* start *
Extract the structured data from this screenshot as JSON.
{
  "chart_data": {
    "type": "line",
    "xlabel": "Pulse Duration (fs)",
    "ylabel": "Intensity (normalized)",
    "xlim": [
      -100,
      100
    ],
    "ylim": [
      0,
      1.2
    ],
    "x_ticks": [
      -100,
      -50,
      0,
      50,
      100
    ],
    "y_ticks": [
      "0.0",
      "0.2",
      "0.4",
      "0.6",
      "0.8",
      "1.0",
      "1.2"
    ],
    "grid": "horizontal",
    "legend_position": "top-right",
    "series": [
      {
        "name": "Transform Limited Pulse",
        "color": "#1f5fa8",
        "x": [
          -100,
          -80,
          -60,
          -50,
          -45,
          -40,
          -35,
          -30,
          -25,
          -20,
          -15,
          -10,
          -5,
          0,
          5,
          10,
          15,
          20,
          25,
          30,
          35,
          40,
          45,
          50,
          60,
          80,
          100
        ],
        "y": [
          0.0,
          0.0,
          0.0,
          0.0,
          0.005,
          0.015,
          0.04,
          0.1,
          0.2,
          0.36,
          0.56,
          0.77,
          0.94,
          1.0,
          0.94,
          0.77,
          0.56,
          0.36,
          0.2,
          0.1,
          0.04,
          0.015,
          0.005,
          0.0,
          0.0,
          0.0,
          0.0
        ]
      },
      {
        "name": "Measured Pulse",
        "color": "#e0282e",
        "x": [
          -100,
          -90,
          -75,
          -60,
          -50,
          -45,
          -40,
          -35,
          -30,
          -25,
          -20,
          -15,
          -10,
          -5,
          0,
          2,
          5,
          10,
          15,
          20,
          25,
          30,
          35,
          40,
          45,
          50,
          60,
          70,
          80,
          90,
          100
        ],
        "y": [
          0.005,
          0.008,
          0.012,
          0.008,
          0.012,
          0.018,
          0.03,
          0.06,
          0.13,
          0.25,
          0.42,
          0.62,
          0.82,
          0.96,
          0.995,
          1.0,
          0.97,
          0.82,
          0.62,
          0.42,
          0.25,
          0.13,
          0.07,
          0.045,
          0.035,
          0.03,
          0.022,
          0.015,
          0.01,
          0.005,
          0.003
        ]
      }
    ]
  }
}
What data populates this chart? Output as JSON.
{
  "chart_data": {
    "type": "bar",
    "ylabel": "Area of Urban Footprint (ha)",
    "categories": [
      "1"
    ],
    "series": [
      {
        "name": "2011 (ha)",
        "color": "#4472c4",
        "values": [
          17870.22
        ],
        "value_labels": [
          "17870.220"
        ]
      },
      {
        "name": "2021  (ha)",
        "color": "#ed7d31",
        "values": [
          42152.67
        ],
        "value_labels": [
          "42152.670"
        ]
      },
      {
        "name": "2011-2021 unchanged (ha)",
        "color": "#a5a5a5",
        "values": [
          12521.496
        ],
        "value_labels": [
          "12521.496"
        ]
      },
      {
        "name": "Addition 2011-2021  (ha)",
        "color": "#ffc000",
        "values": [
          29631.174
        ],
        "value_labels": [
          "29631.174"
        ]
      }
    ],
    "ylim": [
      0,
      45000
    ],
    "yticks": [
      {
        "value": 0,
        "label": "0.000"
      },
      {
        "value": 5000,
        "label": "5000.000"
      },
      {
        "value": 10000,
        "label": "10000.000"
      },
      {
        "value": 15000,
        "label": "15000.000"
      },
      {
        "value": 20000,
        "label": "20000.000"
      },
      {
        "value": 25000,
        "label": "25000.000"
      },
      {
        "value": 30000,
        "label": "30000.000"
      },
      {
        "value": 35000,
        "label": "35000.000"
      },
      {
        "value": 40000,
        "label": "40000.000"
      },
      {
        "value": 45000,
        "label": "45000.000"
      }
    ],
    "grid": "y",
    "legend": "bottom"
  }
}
* end *
▶ WHAT IS BEING ASKED: Retype the material above, line by line, exactly.

▶ CORRECT ANSWER:
Extract the structured data from this screenshot as JSON.
{
  "chart_data": {
    "type": "line",
    "xlabel": "Pulse Duration (fs)",
    "ylabel": "Intensity (normalized)",
    "xlim": [
      -100,
      100
    ],
    "ylim": [
      0,
      1.2
    ],
    "x_ticks": [
      -100,
      -50,
      0,
      50,
      100
    ],
    "y_ticks": [
      "0.0",
      "0.2",
      "0.4",
      "0.6",
      "0.8",
      "1.0",
      "1.2"
    ],
    "grid": "horizontal",
    "legend_position": "top-right",
    "series": [
      {
        "name": "Transform Limited Pulse",
        "color": "#1f5fa8",
        "x": [
          -100,
          -80,
          -60,
          -50,
          -45,
          -40,
          -35,
          -30,
          -25,
          -20,
          -15,
          -10,
          -5,
          0,
          5,
          10,
          15,
          20,
          25,
          30,
          35,
          40,
          45,
          50,
          60,
          80,
          100
        ],
        "y": [
          0.0,
          0.0,
          0.0,
          0.0,
          0.005,
          0.015,
          0.04,
          0.1,
          0.2,
          0.36,
          0.56,
          0.77,
          0.94,
          1.0,
          0.94,
          0.77,
          0.56,
          0.36,
          0.2,
          0.1,
          0.04,
          0.015,
          0.005,
          0.0,
          0.0,
          0.0,
          0.0
        ]
      },
      {
        "name": "Measured Pulse",
        "color": "#e0282e",
        "x": [
          -100,
          -90,
          -75,
          -60,
          -50,
          -45,
          -40,
          -35,
          -30,
          -25,
          -20,
          -15,
          -10,
          -5,
          0,
          2,
          5,
          10,
          15,
          20,
          25,
          30,
          35,
          40,
          45,
          50,
          60,
          70,
          80,
          90,
          100
        ],
        "y": [
          0.005,
          0.008,
          0.012,
          0.008,
          0.012,
          0.018,
          0.03,
          0.06,
          0.13,
          0.25,
          0.42,
          0.62,
          0.82,
          0.96,
          0.995,
          1.0,
          0.97,
          0.82,
          0.62,
          0.42,
          0.25,
          0.13,
          0.07,
          0.045,
          0.035,
          0.03,
          0.022,
          0.015,
          0.01,
          0.005,
          0.003
        ]
      }
    ]
  }
}
What data populates this chart? Output as JSON.
{
  "chart_data": {
    "type": "bar",
    "ylabel": "Area of Urban Footprint (ha)",
    "categories": [
      "1"
    ],
    "series": [
      {
        "name": "2011 (ha)",
        "color": "#4472c4",
        "values": [
          17870.22
        ],
        "value_labels": [
          "17870.220"
        ]
      },
      {
        "name": "2021  (ha)",
        "color": "#ed7d31",
        "values": [
          42152.67
        ],
        "value_labels": [
          "42152.670"
        ]
      },
      {
        "name": "2011-2021 unchanged (ha)",
        "color": "#a5a5a5",
        "values": [
          12521.496
        ],
        "value_labels": [
          "12521.496"
        ]
      },
      {
        "name": "Addition 2011-2021  (ha)",
        "color": "#ffc000",
        "values": [
          29631.174
        ],
        "value_labels": [
          "29631.174"
        ]
      }
    ],
    "ylim": [
      0,
      45000
    ],
    "yticks": [
      {
        "value": 0,
        "label": "0.000"
      },
      {
        "value": 5000,
        "label": "5000.000"
      },
      {
        "value": 10000,
        "label": "10000.000"
      },
      {
        "value": 15000,
        "label": "15000.000"
      },
      {
        "value": 20000,
        "label": "20000.000"
      },
      {
        "value": 25000,
        "label": "25000.000"
      },
      {
        "value": 30000,
        "label": "30000.000"
      },
      {
        "value": 35000,
        "label": "35000.000"
      },
      {
        "value": 40000,
        "label": "40000.000"
      },
      {
        "value": 45000,
        "label": "45000.000"
      }
    ],
    "grid": "y",
    "legend": "bottom"
  }
}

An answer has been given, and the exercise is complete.